Dataset rows about figures:
-- Begin --

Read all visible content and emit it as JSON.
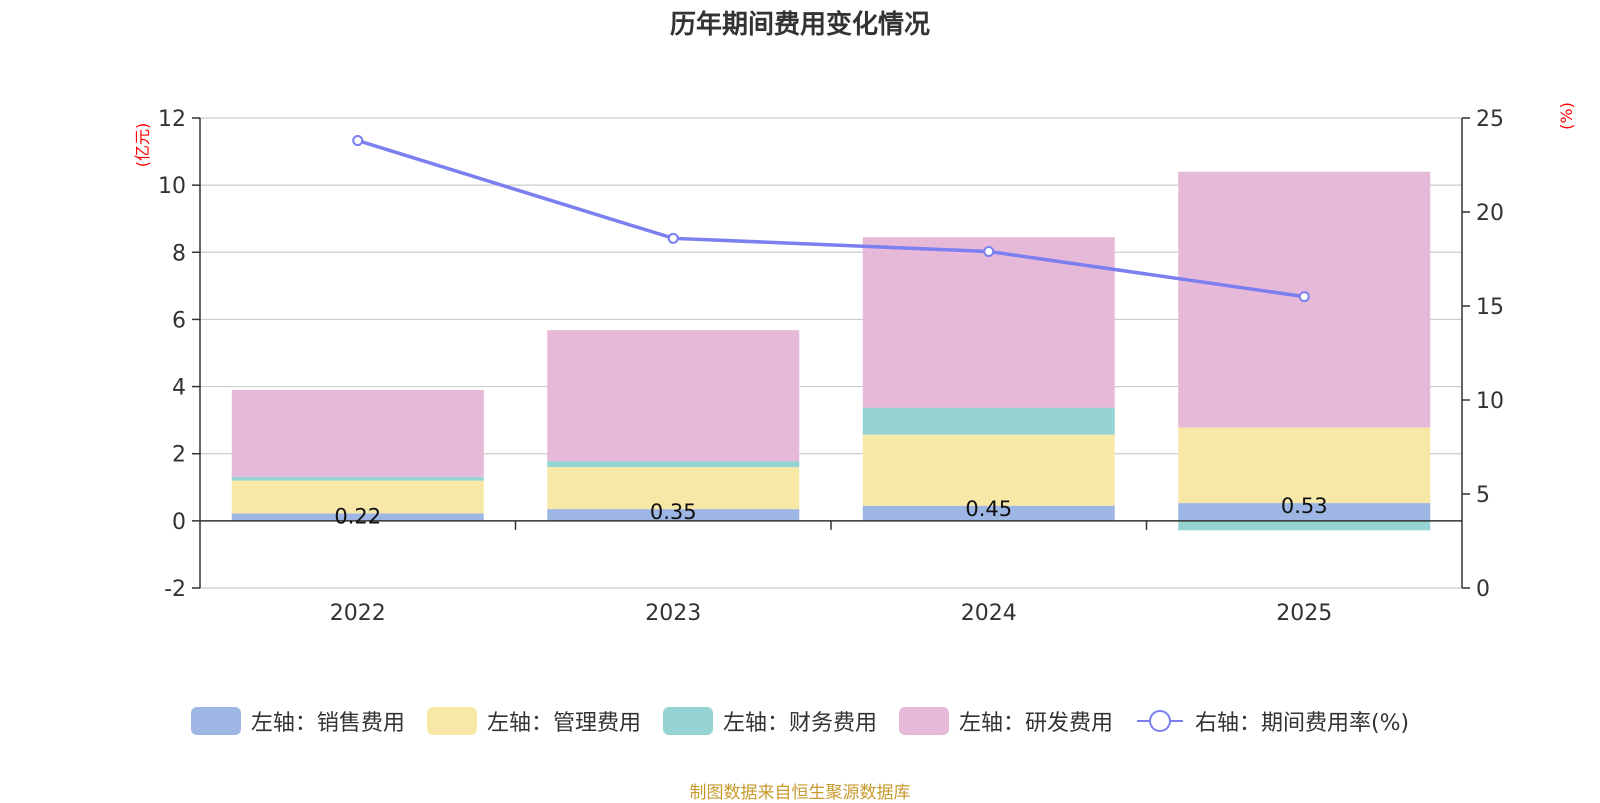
{
  "chart_data": {
    "type": "bar",
    "title": "历年期间费用变化情况",
    "categories": [
      "2022",
      "2023",
      "2024",
      "2025"
    ],
    "y_left": {
      "unit_label": "(亿元)",
      "range": [
        -2,
        12
      ],
      "ticks": [
        -2,
        0,
        2,
        4,
        6,
        8,
        10,
        12
      ]
    },
    "y_right": {
      "unit_label": "(%)",
      "range": [
        0,
        25
      ],
      "ticks": [
        0,
        5,
        10,
        15,
        20,
        25
      ]
    },
    "series": [
      {
        "name": "左轴：销售费用",
        "axis": "left",
        "type": "bar",
        "stacked": true,
        "color": "#9db6e3",
        "values": [
          0.22,
          0.35,
          0.45,
          0.53
        ],
        "labels": [
          "0.22",
          "0.35",
          "0.45",
          "0.53"
        ]
      },
      {
        "name": "左轴：管理费用",
        "axis": "left",
        "type": "bar",
        "stacked": true,
        "color": "#f8e8a8",
        "values": [
          0.98,
          1.25,
          2.12,
          2.25
        ]
      },
      {
        "name": "左轴：财务费用",
        "axis": "left",
        "type": "bar",
        "stacked": true,
        "color": "#96d4d4",
        "values": [
          0.11,
          0.18,
          0.8,
          -0.28
        ]
      },
      {
        "name": "左轴：研发费用",
        "axis": "left",
        "type": "bar",
        "stacked": true,
        "color": "#e7b9d8",
        "values": [
          2.59,
          3.9,
          5.08,
          7.62
        ]
      },
      {
        "name": "右轴：期间费用率(%)",
        "axis": "right",
        "type": "line",
        "color": "#7b7ff0",
        "values": [
          23.8,
          18.6,
          17.9,
          15.5
        ]
      }
    ]
  },
  "source": "制图数据来自恒生聚源数据库"
}
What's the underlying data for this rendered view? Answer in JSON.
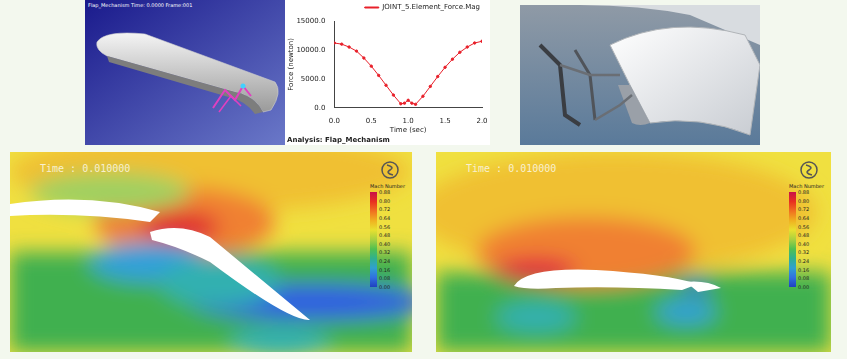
{
  "render": {
    "caption": "Flap_Mechanism   Time: 0.0000   Frame:001"
  },
  "chart_data": {
    "type": "line",
    "title": "Analysis: Flap_Mechanism",
    "x_label": "Time (sec)",
    "y_label": "Force (newton)",
    "x": [
      0.0,
      0.1,
      0.2,
      0.3,
      0.4,
      0.5,
      0.6,
      0.7,
      0.8,
      0.9,
      0.95,
      1.0,
      1.05,
      1.1,
      1.2,
      1.3,
      1.4,
      1.5,
      1.6,
      1.7,
      1.8,
      1.9,
      2.0
    ],
    "series": [
      {
        "name": "JOINT_5.Element_Force.Mag",
        "color": "#e8202a",
        "values": [
          11200,
          11000,
          10500,
          9800,
          8600,
          7200,
          5600,
          3900,
          2200,
          700,
          800,
          1300,
          800,
          600,
          2000,
          3700,
          5400,
          7000,
          8400,
          9600,
          10500,
          11200,
          11500
        ]
      }
    ],
    "xlim": [
      0,
      2
    ],
    "xticks": [
      {
        "value": 0,
        "label": "0.0"
      },
      {
        "value": 0.5,
        "label": "0.5"
      },
      {
        "value": 1,
        "label": "1.0"
      },
      {
        "value": 1.5,
        "label": "1.5"
      },
      {
        "value": 2,
        "label": "2.0"
      }
    ],
    "ylim": [
      0,
      15000
    ],
    "yticks": [
      {
        "value": 0,
        "label": "0.0"
      },
      {
        "value": 5000,
        "label": "5000.0"
      },
      {
        "value": 10000,
        "label": "10000.0"
      },
      {
        "value": 15000,
        "label": "15000.0"
      }
    ],
    "grid": false,
    "legend": "top",
    "marker": "circle"
  },
  "cfd": [
    {
      "time_label": "Time : 0.010000",
      "colorbar_title": "Mach Number",
      "colorbar_labels": [
        "0.88",
        "0.80",
        "0.72",
        "0.64",
        "0.56",
        "0.48",
        "0.40",
        "0.32",
        "0.24",
        "0.16",
        "0.08",
        "0.00"
      ]
    },
    {
      "time_label": "Time : 0.010000",
      "colorbar_title": "Mach Number",
      "colorbar_labels": [
        "0.88",
        "0.80",
        "0.72",
        "0.64",
        "0.56",
        "0.48",
        "0.40",
        "0.32",
        "0.24",
        "0.16",
        "0.08",
        "0.00"
      ]
    }
  ]
}
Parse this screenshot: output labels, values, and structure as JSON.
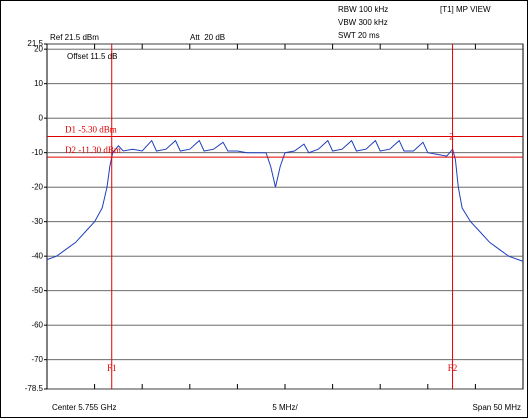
{
  "chart_data": {
    "type": "line",
    "header": [
      "RBW 100 kHz",
      "VBW 300 kHz",
      "SWT 20 ms",
      "[T1] MP VIEW",
      "Ref 21.5 dBm",
      "Att  20 dB",
      "Offset 11.5 dB"
    ],
    "footer": [
      "Center 5.755 GHz",
      "5 MHz/",
      "Span 50 MHz"
    ],
    "xlim": [
      5730,
      5780
    ],
    "xticks": [
      5730,
      5735,
      5740,
      5745,
      5750,
      5755,
      5760,
      5765,
      5770,
      5775,
      5780
    ],
    "ylim": [
      -78.5,
      21.5
    ],
    "yticks": [
      21.5,
      20,
      10,
      0,
      -10,
      -20,
      -30,
      -40,
      -50,
      -60,
      -70,
      -78.5
    ],
    "grid": true,
    "hlines": [
      {
        "label": "D1 -5.30 dBm",
        "value": -5.3,
        "color": "#e00000"
      },
      {
        "label": "D2 -11.30 dBm",
        "value": -11.3,
        "color": "#e00000"
      }
    ],
    "vlines": [
      {
        "label": "F1",
        "value": 5736.8,
        "color": "#e00000"
      },
      {
        "label": "F2",
        "value": 5772.6,
        "color": "#e00000"
      }
    ],
    "marker_label": "2",
    "series": [
      {
        "color": "#1f3fbf",
        "x": [
          5730,
          5731,
          5732,
          5733,
          5734,
          5735,
          5735.8,
          5736.3,
          5736.6,
          5736.9,
          5737.5,
          5738,
          5739,
          5740,
          5741,
          5741.5,
          5742.5,
          5743.5,
          5744,
          5745,
          5746,
          5746.5,
          5747.5,
          5748.5,
          5749,
          5750,
          5751,
          5752,
          5753,
          5753.5,
          5754,
          5754.5,
          5755,
          5756,
          5757,
          5757.5,
          5758.5,
          5759.5,
          5760,
          5761,
          5762,
          5762.5,
          5763.5,
          5764.5,
          5765,
          5766,
          5767,
          5767.5,
          5768.5,
          5769.5,
          5770,
          5771,
          5772,
          5772.6,
          5772.9,
          5773.2,
          5773.6,
          5774.5,
          5775.5,
          5776.5,
          5777.5,
          5778.5,
          5779.5,
          5780
        ],
        "values": [
          -41,
          -40,
          -38,
          -36,
          -33,
          -30,
          -26,
          -20,
          -14,
          -10,
          -8,
          -9.5,
          -9,
          -9.5,
          -6.5,
          -9.5,
          -9,
          -6.5,
          -9.5,
          -9,
          -6.5,
          -9.5,
          -9,
          -7,
          -9.5,
          -9.5,
          -10,
          -10,
          -10,
          -14,
          -20,
          -14,
          -10,
          -9.5,
          -7.5,
          -10,
          -9,
          -6.5,
          -9.5,
          -9,
          -6.5,
          -9.5,
          -9,
          -6.5,
          -9.5,
          -9,
          -6.5,
          -9.5,
          -9.5,
          -7,
          -10,
          -10.5,
          -11,
          -9,
          -12,
          -20,
          -26,
          -30,
          -33,
          -36,
          -38,
          -40,
          -41,
          -41.5
        ]
      }
    ]
  }
}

-- End --

Retype all the records shown above, character for character. Omit every picture.

• **WORKED ANSWER**
Read all visible content and emit it as JSON.
{
  "chart_data": {
    "type": "bar",
    "title": "历年期间费用变化情况",
    "categories": [
      "2022",
      "2023",
      "2024",
      "2025"
    ],
    "y_left": {
      "unit_label": "(亿元)",
      "range": [
        -2,
        12
      ],
      "ticks": [
        -2,
        0,
        2,
        4,
        6,
        8,
        10,
        12
      ]
    },
    "y_right": {
      "unit_label": "(%)",
      "range": [
        0,
        25
      ],
      "ticks": [
        0,
        5,
        10,
        15,
        20,
        25
      ]
    },
    "series": [
      {
        "name": "左轴：销售费用",
        "axis": "left",
        "type": "bar",
        "stacked": true,
        "color": "#9db6e3",
        "values": [
          0.22,
          0.35,
          0.45,
          0.53
        ],
        "labels": [
          "0.22",
          "0.35",
          "0.45",
          "0.53"
        ]
      },
      {
        "name": "左轴：管理费用",
        "axis": "left",
        "type": "bar",
        "stacked": true,
        "color": "#f8e8a8",
        "values": [
          0.98,
          1.25,
          2.12,
          2.25
        ]
      },
      {
        "name": "左轴：财务费用",
        "axis": "left",
        "type": "bar",
        "stacked": true,
        "color": "#96d4d4",
        "values": [
          0.11,
          0.18,
          0.8,
          -0.28
        ]
      },
      {
        "name": "左轴：研发费用",
        "axis": "left",
        "type": "bar",
        "stacked": true,
        "color": "#e7b9d8",
        "values": [
          2.59,
          3.9,
          5.08,
          7.62
        ]
      },
      {
        "name": "右轴：期间费用率(%)",
        "axis": "right",
        "type": "line",
        "color": "#7b7ff0",
        "values": [
          23.8,
          18.6,
          17.9,
          15.5
        ]
      }
    ]
  },
  "source": "制图数据来自恒生聚源数据库"
}
What's the underlying data for this rendered view? Answer in JSON.
{
  "render": {
    "caption": "Flap_Mechanism   Time: 0.0000   Frame:001"
  },
  "chart_data": {
    "type": "line",
    "title": "Analysis: Flap_Mechanism",
    "x_label": "Time (sec)",
    "y_label": "Force (newton)",
    "x": [
      0.0,
      0.1,
      0.2,
      0.3,
      0.4,
      0.5,
      0.6,
      0.7,
      0.8,
      0.9,
      0.95,
      1.0,
      1.05,
      1.1,
      1.2,
      1.3,
      1.4,
      1.5,
      1.6,
      1.7,
      1.8,
      1.9,
      2.0
    ],
    "series": [
      {
        "name": "JOINT_5.Element_Force.Mag",
        "color": "#e8202a",
        "values": [
          11200,
          11000,
          10500,
          9800,
          8600,
          7200,
          5600,
          3900,
          2200,
          700,
          800,
          1300,
          800,
          600,
          2000,
          3700,
          5400,
          7000,
          8400,
          9600,
          10500,
          11200,
          11500
        ]
      }
    ],
    "xlim": [
      0,
      2
    ],
    "xticks": [
      {
        "value": 0,
        "label": "0.0"
      },
      {
        "value": 0.5,
        "label": "0.5"
      },
      {
        "value": 1,
        "label": "1.0"
      },
      {
        "value": 1.5,
        "label": "1.5"
      },
      {
        "value": 2,
        "label": "2.0"
      }
    ],
    "ylim": [
      0,
      15000
    ],
    "yticks": [
      {
        "value": 0,
        "label": "0.0"
      },
      {
        "value": 5000,
        "label": "5000.0"
      },
      {
        "value": 10000,
        "label": "10000.0"
      },
      {
        "value": 15000,
        "label": "15000.0"
      }
    ],
    "grid": false,
    "legend": "top",
    "marker": "circle"
  },
  "cfd": [
    {
      "time_label": "Time : 0.010000",
      "colorbar_title": "Mach Number",
      "colorbar_labels": [
        "0.88",
        "0.80",
        "0.72",
        "0.64",
        "0.56",
        "0.48",
        "0.40",
        "0.32",
        "0.24",
        "0.16",
        "0.08",
        "0.00"
      ]
    },
    {
      "time_label": "Time : 0.010000",
      "colorbar_title": "Mach Number",
      "colorbar_labels": [
        "0.88",
        "0.80",
        "0.72",
        "0.64",
        "0.56",
        "0.48",
        "0.40",
        "0.32",
        "0.24",
        "0.16",
        "0.08",
        "0.00"
      ]
    }
  ]
}
Parse this screenshot: output labels, values, and structure as JSON.
{
  "chart_data": {
    "type": "line",
    "header": [
      "RBW 100 kHz",
      "VBW 300 kHz",
      "SWT 20 ms",
      "[T1] MP VIEW",
      "Ref 21.5 dBm",
      "Att  20 dB",
      "Offset 11.5 dB"
    ],
    "footer": [
      "Center 5.755 GHz",
      "5 MHz/",
      "Span 50 MHz"
    ],
    "xlim": [
      5730,
      5780
    ],
    "xticks": [
      5730,
      5735,
      5740,
      5745,
      5750,
      5755,
      5760,
      5765,
      5770,
      5775,
      5780
    ],
    "ylim": [
      -78.5,
      21.5
    ],
    "yticks": [
      21.5,
      20,
      10,
      0,
      -10,
      -20,
      -30,
      -40,
      -50,
      -60,
      -70,
      -78.5
    ],
    "grid": true,
    "hlines": [
      {
        "label": "D1 -5.30 dBm",
        "value": -5.3,
        "color": "#e00000"
      },
      {
        "label": "D2 -11.30 dBm",
        "value": -11.3,
        "color": "#e00000"
      }
    ],
    "vlines": [
      {
        "label": "F1",
        "value": 5736.8,
        "color": "#e00000"
      },
      {
        "label": "F2",
        "value": 5772.6,
        "color": "#e00000"
      }
    ],
    "marker_label": "2",
    "series": [
      {
        "color": "#1f3fbf",
        "x": [
          5730,
          5731,
          5732,
          5733,
          5734,
          5735,
          5735.8,
          5736.3,
          5736.6,
          5736.9,
          5737.5,
          5738,
          5739,
          5740,
          5741,
          5741.5,
          5742.5,
          5743.5,
          5744,
          5745,
          5746,
          5746.5,
          5747.5,
          5748.5,
          5749,
          5750,
          5751,
          5752,
          5753,
          5753.5,
          5754,
          5754.5,
          5755,
          5756,
          5757,
          5757.5,
          5758.5,
          5759.5,
          5760,
          5761,
          5762,
          5762.5,
          5763.5,
          5764.5,
          5765,
          5766,
          5767,
          5767.5,
          5768.5,
          5769.5,
          5770,
          5771,
          5772,
          5772.6,
          5772.9,
          5773.2,
          5773.6,
          5774.5,
          5775.5,
          5776.5,
          5777.5,
          5778.5,
          5779.5,
          5780
        ],
        "values": [
          -41,
          -40,
          -38,
          -36,
          -33,
          -30,
          -26,
          -20,
          -14,
          -10,
          -8,
          -9.5,
          -9,
          -9.5,
          -6.5,
          -9.5,
          -9,
          -6.5,
          -9.5,
          -9,
          -6.5,
          -9.5,
          -9,
          -7,
          -9.5,
          -9.5,
          -10,
          -10,
          -10,
          -14,
          -20,
          -14,
          -10,
          -9.5,
          -7.5,
          -10,
          -9,
          -6.5,
          -9.5,
          -9,
          -6.5,
          -9.5,
          -9,
          -6.5,
          -9.5,
          -9,
          -6.5,
          -9.5,
          -9.5,
          -7,
          -10,
          -10.5,
          -11,
          -9,
          -12,
          -20,
          -26,
          -30,
          -33,
          -36,
          -38,
          -40,
          -41,
          -41.5
        ]
      }
    ]
  }
}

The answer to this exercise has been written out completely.